- Request:
Exactly as given, repeat all of the entries.
— Start Exercise data —
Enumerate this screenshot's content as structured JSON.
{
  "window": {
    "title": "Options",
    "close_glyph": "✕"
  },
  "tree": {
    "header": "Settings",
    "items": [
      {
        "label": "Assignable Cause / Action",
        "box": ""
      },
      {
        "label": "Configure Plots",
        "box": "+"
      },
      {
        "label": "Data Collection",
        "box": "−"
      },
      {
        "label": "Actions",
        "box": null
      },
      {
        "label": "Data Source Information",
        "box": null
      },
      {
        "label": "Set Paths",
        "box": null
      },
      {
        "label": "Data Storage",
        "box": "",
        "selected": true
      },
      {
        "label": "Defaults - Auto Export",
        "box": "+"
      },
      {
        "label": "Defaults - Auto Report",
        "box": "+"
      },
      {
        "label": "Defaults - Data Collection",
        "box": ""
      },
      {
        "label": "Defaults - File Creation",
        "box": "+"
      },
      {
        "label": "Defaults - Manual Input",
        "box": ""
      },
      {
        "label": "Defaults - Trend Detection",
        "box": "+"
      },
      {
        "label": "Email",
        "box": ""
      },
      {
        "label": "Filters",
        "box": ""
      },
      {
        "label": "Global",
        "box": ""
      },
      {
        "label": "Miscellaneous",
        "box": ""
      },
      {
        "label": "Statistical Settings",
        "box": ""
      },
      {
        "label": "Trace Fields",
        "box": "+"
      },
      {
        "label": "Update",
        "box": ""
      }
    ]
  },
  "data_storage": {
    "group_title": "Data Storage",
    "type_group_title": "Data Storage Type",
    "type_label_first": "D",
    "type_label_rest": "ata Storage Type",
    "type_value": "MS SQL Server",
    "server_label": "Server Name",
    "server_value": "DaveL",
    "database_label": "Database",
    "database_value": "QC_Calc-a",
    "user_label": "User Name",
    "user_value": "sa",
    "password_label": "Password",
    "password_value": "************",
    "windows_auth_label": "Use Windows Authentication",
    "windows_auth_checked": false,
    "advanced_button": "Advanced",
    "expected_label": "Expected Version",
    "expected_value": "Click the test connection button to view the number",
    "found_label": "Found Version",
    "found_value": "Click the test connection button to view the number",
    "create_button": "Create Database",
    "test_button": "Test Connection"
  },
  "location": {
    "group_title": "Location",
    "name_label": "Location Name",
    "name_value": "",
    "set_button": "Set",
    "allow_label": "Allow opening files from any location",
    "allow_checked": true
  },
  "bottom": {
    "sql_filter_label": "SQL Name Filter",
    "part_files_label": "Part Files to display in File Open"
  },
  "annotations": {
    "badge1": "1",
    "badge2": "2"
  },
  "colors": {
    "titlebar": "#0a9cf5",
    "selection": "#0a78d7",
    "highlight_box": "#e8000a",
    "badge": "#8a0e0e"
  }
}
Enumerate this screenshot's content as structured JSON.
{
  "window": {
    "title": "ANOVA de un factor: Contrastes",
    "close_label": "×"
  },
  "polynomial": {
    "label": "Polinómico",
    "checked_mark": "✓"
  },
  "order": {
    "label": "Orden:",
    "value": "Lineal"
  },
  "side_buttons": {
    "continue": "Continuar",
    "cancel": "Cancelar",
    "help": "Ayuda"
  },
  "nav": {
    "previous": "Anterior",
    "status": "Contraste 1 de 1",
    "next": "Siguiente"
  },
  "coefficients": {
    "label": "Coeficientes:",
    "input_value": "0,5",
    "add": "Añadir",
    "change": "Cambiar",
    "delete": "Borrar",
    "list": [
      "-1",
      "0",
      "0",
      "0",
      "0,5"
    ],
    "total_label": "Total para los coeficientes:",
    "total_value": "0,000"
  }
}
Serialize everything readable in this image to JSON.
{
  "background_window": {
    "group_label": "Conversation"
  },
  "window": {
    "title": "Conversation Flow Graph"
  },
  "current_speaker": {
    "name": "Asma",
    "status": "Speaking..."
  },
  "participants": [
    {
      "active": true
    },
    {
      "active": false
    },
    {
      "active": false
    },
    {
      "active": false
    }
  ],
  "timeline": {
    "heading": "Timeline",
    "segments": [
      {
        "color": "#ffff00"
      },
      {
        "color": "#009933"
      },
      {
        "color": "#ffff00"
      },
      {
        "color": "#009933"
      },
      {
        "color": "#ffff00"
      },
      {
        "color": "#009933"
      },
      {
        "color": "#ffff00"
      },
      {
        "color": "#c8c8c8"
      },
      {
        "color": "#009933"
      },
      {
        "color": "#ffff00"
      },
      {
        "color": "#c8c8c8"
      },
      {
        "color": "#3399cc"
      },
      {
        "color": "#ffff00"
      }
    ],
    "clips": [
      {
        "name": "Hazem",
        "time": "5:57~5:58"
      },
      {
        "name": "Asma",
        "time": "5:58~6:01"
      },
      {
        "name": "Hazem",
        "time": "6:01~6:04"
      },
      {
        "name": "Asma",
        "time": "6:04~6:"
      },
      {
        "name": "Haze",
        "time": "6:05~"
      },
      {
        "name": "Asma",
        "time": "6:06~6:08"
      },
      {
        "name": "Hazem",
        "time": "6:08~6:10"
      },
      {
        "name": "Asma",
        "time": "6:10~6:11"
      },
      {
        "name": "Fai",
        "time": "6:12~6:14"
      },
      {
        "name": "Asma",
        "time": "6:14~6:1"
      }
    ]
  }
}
— End Exercise data —
- Exercise output:
Enumerate this screenshot's content as structured JSON.
{
  "window": {
    "title": "Options",
    "close_glyph": "✕"
  },
  "tree": {
    "header": "Settings",
    "items": [
      {
        "label": "Assignable Cause / Action",
        "box": ""
      },
      {
        "label": "Configure Plots",
        "box": "+"
      },
      {
        "label": "Data Collection",
        "box": "−"
      },
      {
        "label": "Actions",
        "box": null
      },
      {
        "label": "Data Source Information",
        "box": null
      },
      {
        "label": "Set Paths",
        "box": null
      },
      {
        "label": "Data Storage",
        "box": "",
        "selected": true
      },
      {
        "label": "Defaults - Auto Export",
        "box": "+"
      },
      {
        "label": "Defaults - Auto Report",
        "box": "+"
      },
      {
        "label": "Defaults - Data Collection",
        "box": ""
      },
      {
        "label": "Defaults - File Creation",
        "box": "+"
      },
      {
        "label": "Defaults - Manual Input",
        "box": ""
      },
      {
        "label": "Defaults - Trend Detection",
        "box": "+"
      },
      {
        "label": "Email",
        "box": ""
      },
      {
        "label": "Filters",
        "box": ""
      },
      {
        "label": "Global",
        "box": ""
      },
      {
        "label": "Miscellaneous",
        "box": ""
      },
      {
        "label": "Statistical Settings",
        "box": ""
      },
      {
        "label": "Trace Fields",
        "box": "+"
      },
      {
        "label": "Update",
        "box": ""
      }
    ]
  },
  "data_storage": {
    "group_title": "Data Storage",
    "type_group_title": "Data Storage Type",
    "type_label_first": "D",
    "type_label_rest": "ata Storage Type",
    "type_value": "MS SQL Server",
    "server_label": "Server Name",
    "server_value": "DaveL",
    "database_label": "Database",
    "database_value": "QC_Calc-a",
    "user_label": "User Name",
    "user_value": "sa",
    "password_label": "Password",
    "password_value": "************",
    "windows_auth_label": "Use Windows Authentication",
    "windows_auth_checked": false,
    "advanced_button": "Advanced",
    "expected_label": "Expected Version",
    "expected_value": "Click the test connection button to view the number",
    "found_label": "Found Version",
    "found_value": "Click the test connection button to view the number",
    "create_button": "Create Database",
    "test_button": "Test Connection"
  },
  "location": {
    "group_title": "Location",
    "name_label": "Location Name",
    "name_value": "",
    "set_button": "Set",
    "allow_label": "Allow opening files from any location",
    "allow_checked": true
  },
  "bottom": {
    "sql_filter_label": "SQL Name Filter",
    "part_files_label": "Part Files to display in File Open"
  },
  "annotations": {
    "badge1": "1",
    "badge2": "2"
  },
  "colors": {
    "titlebar": "#0a9cf5",
    "selection": "#0a78d7",
    "highlight_box": "#e8000a",
    "badge": "#8a0e0e"
  }
}
Enumerate this screenshot's content as structured JSON.
{
  "window": {
    "title": "ANOVA de un factor: Contrastes",
    "close_label": "×"
  },
  "polynomial": {
    "label": "Polinómico",
    "checked_mark": "✓"
  },
  "order": {
    "label": "Orden:",
    "value": "Lineal"
  },
  "side_buttons": {
    "continue": "Continuar",
    "cancel": "Cancelar",
    "help": "Ayuda"
  },
  "nav": {
    "previous": "Anterior",
    "status": "Contraste 1 de 1",
    "next": "Siguiente"
  },
  "coefficients": {
    "label": "Coeficientes:",
    "input_value": "0,5",
    "add": "Añadir",
    "change": "Cambiar",
    "delete": "Borrar",
    "list": [
      "-1",
      "0",
      "0",
      "0",
      "0,5"
    ],
    "total_label": "Total para los coeficientes:",
    "total_value": "0,000"
  }
}
Serialize everything readable in this image to JSON.
{
  "background_window": {
    "group_label": "Conversation"
  },
  "window": {
    "title": "Conversation Flow Graph"
  },
  "current_speaker": {
    "name": "Asma",
    "status": "Speaking..."
  },
  "participants": [
    {
      "active": true
    },
    {
      "active": false
    },
    {
      "active": false
    },
    {
      "active": false
    }
  ],
  "timeline": {
    "heading": "Timeline",
    "segments": [
      {
        "color": "#ffff00"
      },
      {
        "color": "#009933"
      },
      {
        "color": "#ffff00"
      },
      {
        "color": "#009933"
      },
      {
        "color": "#ffff00"
      },
      {
        "color": "#009933"
      },
      {
        "color": "#ffff00"
      },
      {
        "color": "#c8c8c8"
      },
      {
        "color": "#009933"
      },
      {
        "color": "#ffff00"
      },
      {
        "color": "#c8c8c8"
      },
      {
        "color": "#3399cc"
      },
      {
        "color": "#ffff00"
      }
    ],
    "clips": [
      {
        "name": "Hazem",
        "time": "5:57~5:58"
      },
      {
        "name": "Asma",
        "time": "5:58~6:01"
      },
      {
        "name": "Hazem",
        "time": "6:01~6:04"
      },
      {
        "name": "Asma",
        "time": "6:04~6:"
      },
      {
        "name": "Haze",
        "time": "6:05~"
      },
      {
        "name": "Asma",
        "time": "6:06~6:08"
      },
      {
        "name": "Hazem",
        "time": "6:08~6:10"
      },
      {
        "name": "Asma",
        "time": "6:10~6:11"
      },
      {
        "name": "Fai",
        "time": "6:12~6:14"
      },
      {
        "name": "Asma",
        "time": "6:14~6:1"
      }
    ]
  }
}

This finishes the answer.